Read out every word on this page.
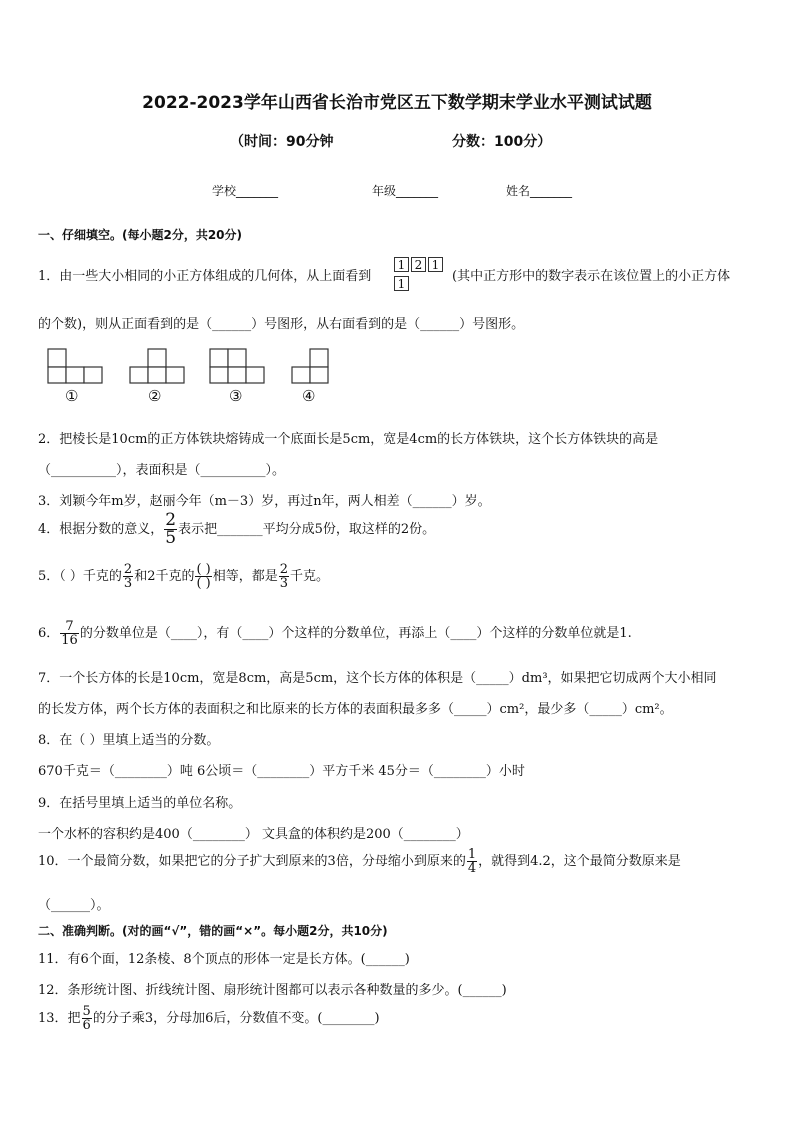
2022-2023学年山西省长治市党区五下数学期末学业水平测试试题
（时间：90分钟	分数：100分）
学校_______	年级_______	姓名_______
一、仔细填空。(每小题2分，共20分)
1．由一些大小相同的小正方体组成的几何体，从上面看到
1 2 1
1	(其中正方形中的数字表示在该位置上的小正方体
的个数)，则从正面看到的是（______）号图形，从右面看到的是（______）号图形。
①	②	③	④
2．把棱长是10cm的正方体铁块熔铸成一个底面长是5cm，宽是4cm的长方体铁块，这个长方体铁块的高是
（__________），表面积是（__________）。
3．刘颖今年m岁，赵丽今年（m－3）岁，再过n年，两人相差（______）岁。
4．根据分数的意义， $\frac{2}{5}$ 表示把_______平均分成5份，取这样的2份。
5．（ ）千克的 $\frac{2}{3}$ 和2千克的 $\frac{( )}{( )}$ 相等，都是 $\frac{2}{3}$ 千克。
6． $\frac{7}{16}$ 的分数单位是（____），有（____）个这样的分数单位，再添上（____）个这样的分数单位就是1.
7．一个长方体的长是10cm，宽是8cm，高是5cm，这个长方体的体积是（_____）dm³，如果把它切成两个大小相同
的长发方体，两个长方体的表面积之和比原来的长方体的表面积最多多（_____）cm²，最少多（_____）cm²。
8．在（ ）里填上适当的分数。
670千克＝（________）吨 6公顷＝（________）平方千米 45分＝（________）小时
9．在括号里填上适当的单位名称。
一个水杯的容积约是400（________） 文具盒的体积约是200（________）
10．一个最简分数，如果把它的分子扩大到原来的3倍，分母缩小到原来的 $\frac{1}{4}$ ，就得到4.2，这个最简分数原来是
（______）。
二、准确判断。(对的画“√”，错的画“×”。每小题2分，共10分)
11．有6个面，12条棱、8个顶点的形体一定是长方体。(______)
12．条形统计图、折线统计图、扇形统计图都可以表示各种数量的多少。(______)
13．把 $\frac{5}{6}$ 的分子乘3，分母加6后，分数值不变。(________)
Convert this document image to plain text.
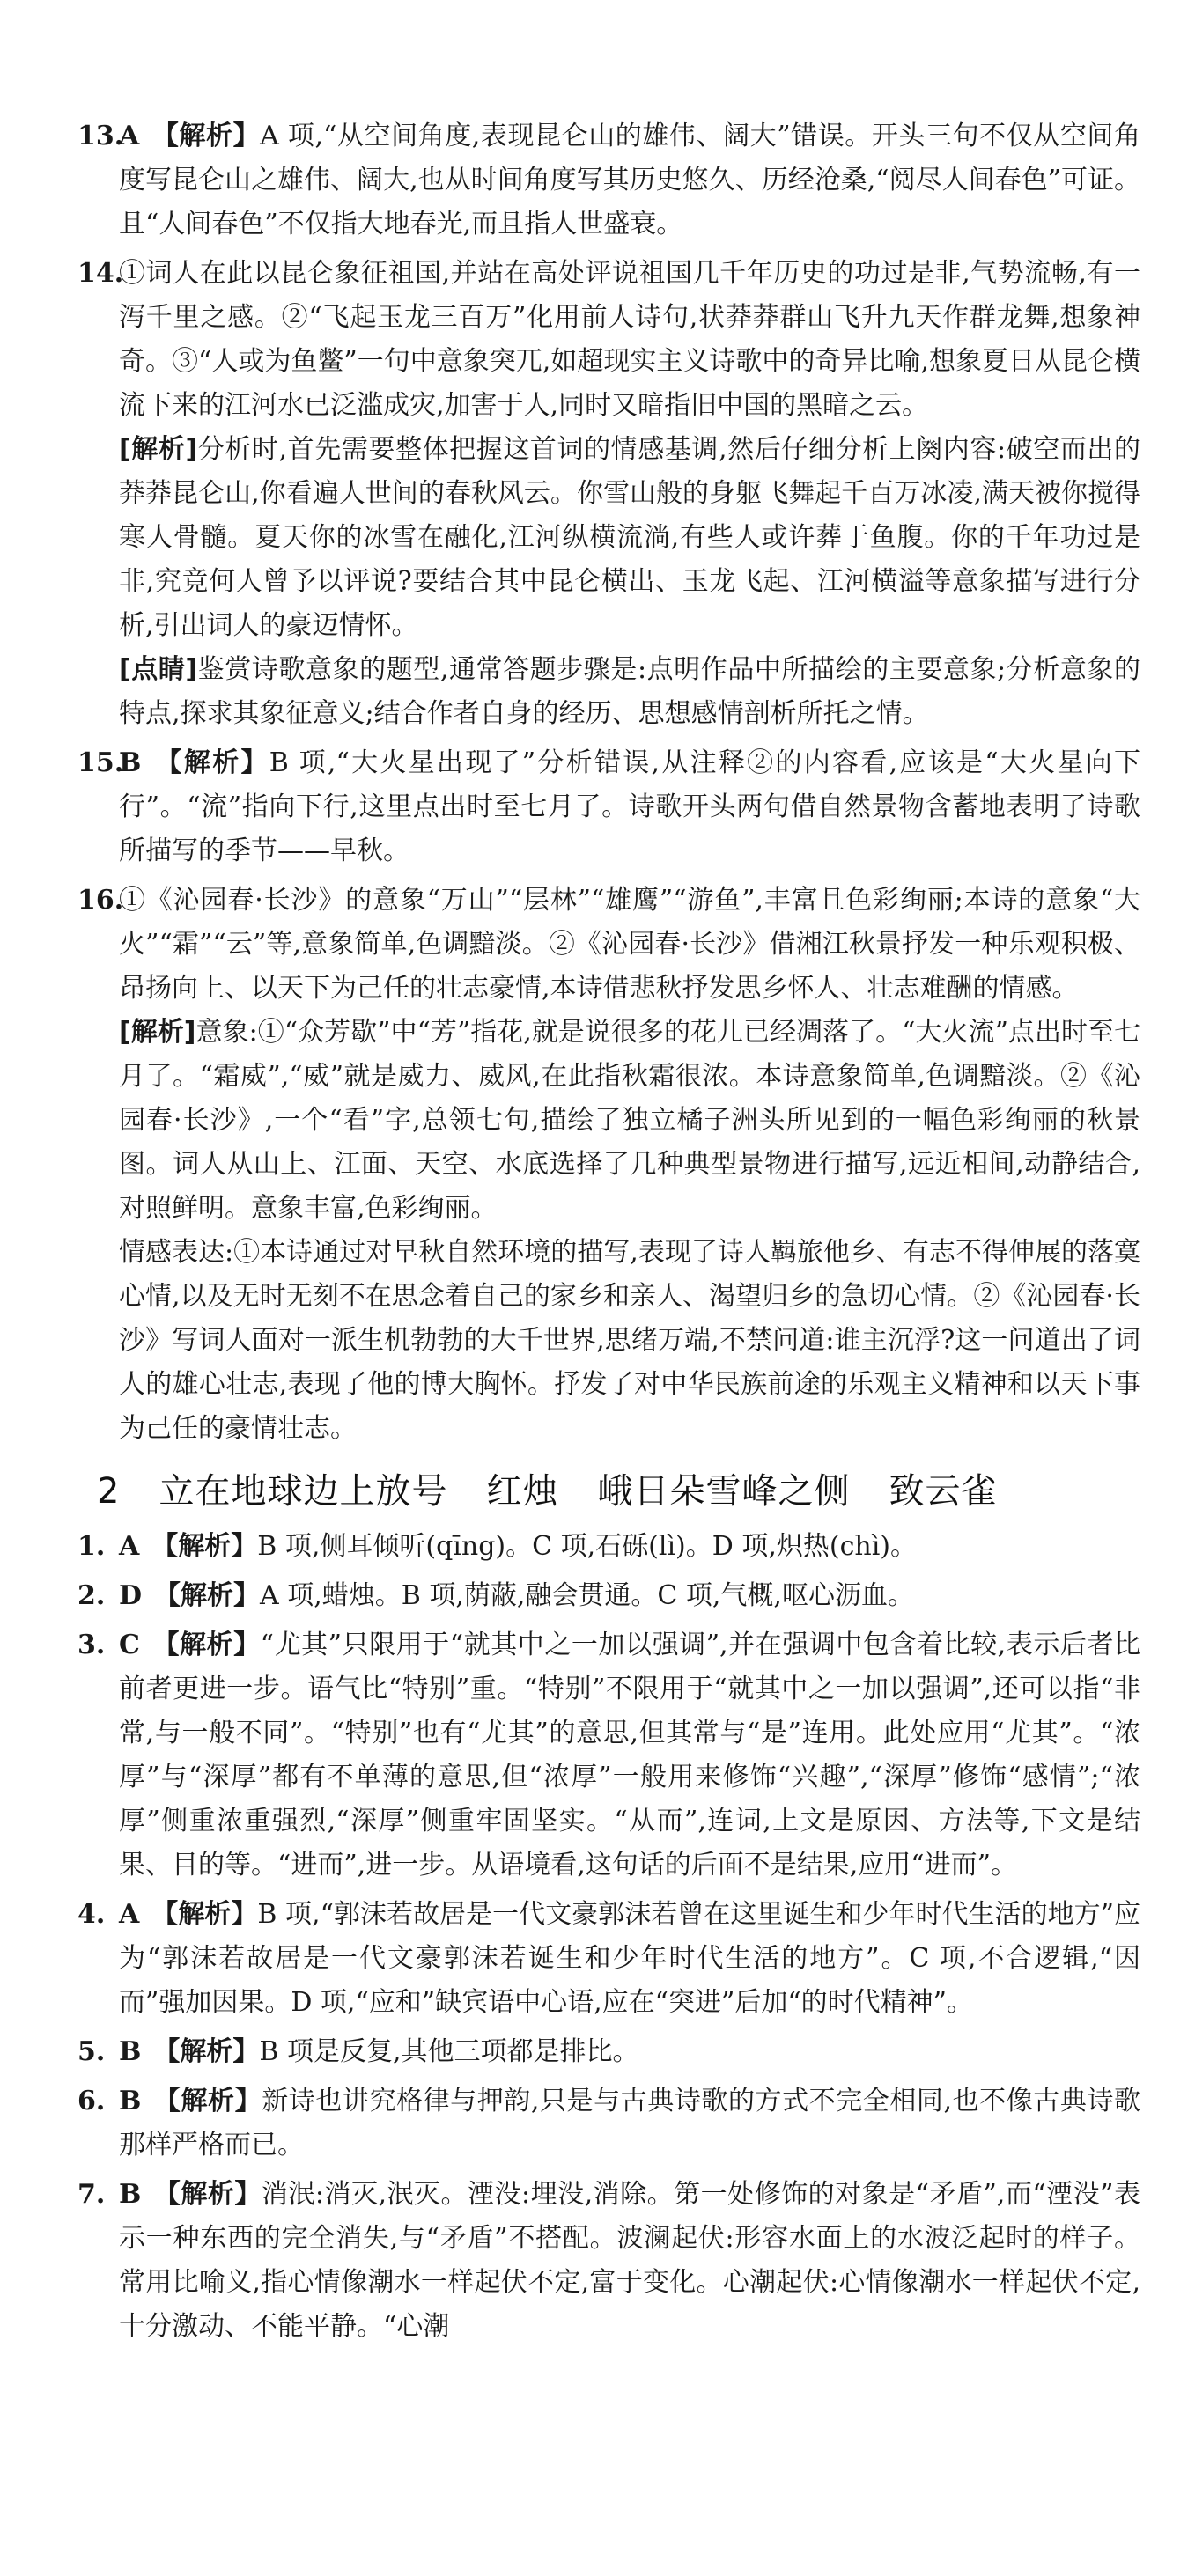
13.
A 【解析】A 项,“从空间角度,表现昆仑山的雄伟、阔大”错误。开头三句不仅从空间角度写昆仑山之雄伟、阔大,也从时间角度写其历史悠久、历经沧桑,“阅尽人间春色”可证。且“人间春色”不仅指大地春光,而且指人世盛衰。
14.
①词人在此以昆仑象征祖国,并站在高处评说祖国几千年历史的功过是非,气势流畅,有一泻千里之感。②“飞起玉龙三百万”化用前人诗句,状莽莽群山飞升九天作群龙舞,想象神奇。③“人或为鱼鳖”一句中意象突兀,如超现实主义诗歌中的奇异比喻,想象夏日从昆仑横流下来的江河水已泛滥成灾,加害于人,同时又暗指旧中国的黑暗之云。
[解析]分析时,首先需要整体把握这首词的情感基调,然后仔细分析上阕内容:破空而出的莽莽昆仑山,你看遍人世间的春秋风云。你雪山般的身躯飞舞起千百万冰凌,满天被你搅得寒人骨髓。夏天你的冰雪在融化,江河纵横流淌,有些人或许葬于鱼腹。你的千年功过是非,究竟何人曾予以评说?要结合其中昆仑横出、玉龙飞起、江河横溢等意象描写进行分析,引出词人的豪迈情怀。
[点睛]鉴赏诗歌意象的题型,通常答题步骤是:点明作品中所描绘的主要意象;分析意象的特点,探求其象征意义;结合作者自身的经历、思想感情剖析所托之情。
15.
B 【解析】B 项,“大火星出现了”分析错误,从注释②的内容看,应该是“大火星向下行”。“流”指向下行,这里点出时至七月了。诗歌开头两句借自然景物含蓄地表明了诗歌所描写的季节——早秋。
16.
①《沁园春·长沙》的意象“万山”“层林”“雄鹰”“游鱼”,丰富且色彩绚丽;本诗的意象“大火”“霜”“云”等,意象简单,色调黯淡。②《沁园春·长沙》借湘江秋景抒发一种乐观积极、昂扬向上、以天下为己任的壮志豪情,本诗借悲秋抒发思乡怀人、壮志难酬的情感。
[解析]意象:①“众芳歇”中“芳”指花,就是说很多的花儿已经凋落了。“大火流”点出时至七月了。“霜威”,“威”就是威力、威风,在此指秋霜很浓。本诗意象简单,色调黯淡。②《沁园春·长沙》,一个“看”字,总领七句,描绘了独立橘子洲头所见到的一幅色彩绚丽的秋景图。词人从山上、江面、天空、水底选择了几种典型景物进行描写,远近相间,动静结合,对照鲜明。意象丰富,色彩绚丽。
情感表达:①本诗通过对早秋自然环境的描写,表现了诗人羁旅他乡、有志不得伸展的落寞心情,以及无时无刻不在思念着自己的家乡和亲人、渴望归乡的急切心情。②《沁园春·长沙》写词人面对一派生机勃勃的大千世界,思绪万端,不禁问道:谁主沉浮?这一问道出了词人的雄心壮志,表现了他的博大胸怀。抒发了对中华民族前途的乐观主义精神和以天下事为己任的豪情壮志。
2 立在地球边上放号 红烛 峨日朵雪峰之侧 致云雀
1. A 【解析】B 项,侧耳倾听(qīng)。C 项,石砾(lì)。D 项,炽热(chì)。
2. D 【解析】A 项,蜡烛。B 项,荫蔽,融会贯通。C 项,气概,呕心沥血。
3. C 【解析】“尤其”只限用于“就其中之一加以强调”,并在强调中包含着比较,表示后者比前者更进一步。语气比“特别”重。“特别”不限用于“就其中之一加以强调”,还可以指“非常,与一般不同”。“特别”也有“尤其”的意思,但其常与“是”连用。此处应用“尤其”。“浓厚”与“深厚”都有不单薄的意思,但“浓厚”一般用来修饰“兴趣”,“深厚”修饰“感情”;“浓厚”侧重浓重强烈,“深厚”侧重牢固坚实。“从而”,连词,上文是原因、方法等,下文是结果、目的等。“进而”,进一步。从语境看,这句话的后面不是结果,应用“进而”。
4. A 【解析】B 项,“郭沫若故居是一代文豪郭沫若曾在这里诞生和少年时代生活的地方”应为“郭沫若故居是一代文豪郭沫若诞生和少年时代生活的地方”。C 项,不合逻辑,“因而”强加因果。D 项,“应和”缺宾语中心语,应在“突进”后加“的时代精神”。
5. B 【解析】B 项是反复,其他三项都是排比。
6. B 【解析】新诗也讲究格律与押韵,只是与古典诗歌的方式不完全相同,也不像古典诗歌那样严格而已。
7. B 【解析】消泯:消灭,泯灭。湮没:埋没,消除。第一处修饰的对象是“矛盾”,而“湮没”表示一种东西的完全消失,与“矛盾”不搭配。波澜起伏:形容水面上的水波泛起时的样子。常用比喻义,指心情像潮水一样起伏不定,富于变化。心潮起伏:心情像潮水一样起伏不定,十分激动、不能平静。“心潮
- - -
* [Prompt]: Using the listing above, return all lines where the word "色调黯淡" occurs.

* [Solution to the exercise]:
①《沁园春·长沙》的意象“万山”“层林”“雄鹰”“游鱼”,丰富且色彩绚丽;本诗的意象“大火”“霜”“云”等,意象简单,色调黯淡。②《沁园春·长沙》借湘江秋景抒发一种乐观积极、昂扬向上、以天下为己任的壮志豪情,本诗借悲秋抒发思乡怀人、壮志难酬的情感。
[解析]意象:①“众芳歇”中“芳”指花,就是说很多的花儿已经凋落了。“大火流”点出时至七月了。“霜威”,“威”就是威力、威风,在此指秋霜很浓。本诗意象简单,色调黯淡。②《沁园春·长沙》,一个“看”字,总领七句,描绘了独立橘子洲头所见到的一幅色彩绚丽的秋景图。词人从山上、江面、天空、水底选择了几种典型景物进行描写,远近相间,动静结合,对照鲜明。意象丰富,色彩绚丽。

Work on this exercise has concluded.